■ **Exercise requirements**: Please retype the data below in full.

■ **Provided material**:
=== Begin Enclosure ===
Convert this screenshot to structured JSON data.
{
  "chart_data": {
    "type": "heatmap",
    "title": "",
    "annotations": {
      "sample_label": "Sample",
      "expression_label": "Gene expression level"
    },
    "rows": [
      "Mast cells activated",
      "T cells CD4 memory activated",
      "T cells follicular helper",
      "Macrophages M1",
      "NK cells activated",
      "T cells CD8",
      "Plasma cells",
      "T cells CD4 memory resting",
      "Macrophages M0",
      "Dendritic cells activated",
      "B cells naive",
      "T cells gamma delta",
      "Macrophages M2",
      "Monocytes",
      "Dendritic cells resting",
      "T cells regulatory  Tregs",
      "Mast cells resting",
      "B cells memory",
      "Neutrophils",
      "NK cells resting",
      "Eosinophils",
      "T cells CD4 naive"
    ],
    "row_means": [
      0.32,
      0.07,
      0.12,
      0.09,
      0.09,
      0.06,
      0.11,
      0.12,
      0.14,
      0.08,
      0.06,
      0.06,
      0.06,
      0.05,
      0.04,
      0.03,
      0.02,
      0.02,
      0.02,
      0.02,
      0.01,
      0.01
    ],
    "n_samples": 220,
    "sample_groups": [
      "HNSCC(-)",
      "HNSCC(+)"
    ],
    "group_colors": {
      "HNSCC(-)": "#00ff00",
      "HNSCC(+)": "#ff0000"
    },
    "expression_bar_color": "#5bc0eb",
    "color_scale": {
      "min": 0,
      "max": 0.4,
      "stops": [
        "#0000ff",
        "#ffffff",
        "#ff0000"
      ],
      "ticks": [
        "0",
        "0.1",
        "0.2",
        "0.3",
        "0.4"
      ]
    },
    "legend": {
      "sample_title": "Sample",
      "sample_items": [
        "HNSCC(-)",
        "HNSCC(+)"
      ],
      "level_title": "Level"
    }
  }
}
=== End Enclosure ===
■ **Answer for the task**:
Convert this screenshot to structured JSON data.
{
  "chart_data": {
    "type": "heatmap",
    "title": "",
    "annotations": {
      "sample_label": "Sample",
      "expression_label": "Gene expression level"
    },
    "rows": [
      "Mast cells activated",
      "T cells CD4 memory activated",
      "T cells follicular helper",
      "Macrophages M1",
      "NK cells activated",
      "T cells CD8",
      "Plasma cells",
      "T cells CD4 memory resting",
      "Macrophages M0",
      "Dendritic cells activated",
      "B cells naive",
      "T cells gamma delta",
      "Macrophages M2",
      "Monocytes",
      "Dendritic cells resting",
      "T cells regulatory  Tregs",
      "Mast cells resting",
      "B cells memory",
      "Neutrophils",
      "NK cells resting",
      "Eosinophils",
      "T cells CD4 naive"
    ],
    "row_means": [
      0.32,
      0.07,
      0.12,
      0.09,
      0.09,
      0.06,
      0.11,
      0.12,
      0.14,
      0.08,
      0.06,
      0.06,
      0.06,
      0.05,
      0.04,
      0.03,
      0.02,
      0.02,
      0.02,
      0.02,
      0.01,
      0.01
    ],
    "n_samples": 220,
    "sample_groups": [
      "HNSCC(-)",
      "HNSCC(+)"
    ],
    "group_colors": {
      "HNSCC(-)": "#00ff00",
      "HNSCC(+)": "#ff0000"
    },
    "expression_bar_color": "#5bc0eb",
    "color_scale": {
      "min": 0,
      "max": 0.4,
      "stops": [
        "#0000ff",
        "#ffffff",
        "#ff0000"
      ],
      "ticks": [
        "0",
        "0.1",
        "0.2",
        "0.3",
        "0.4"
      ]
    },
    "legend": {
      "sample_title": "Sample",
      "sample_items": [
        "HNSCC(-)",
        "HNSCC(+)"
      ],
      "level_title": "Level"
    }
  }
}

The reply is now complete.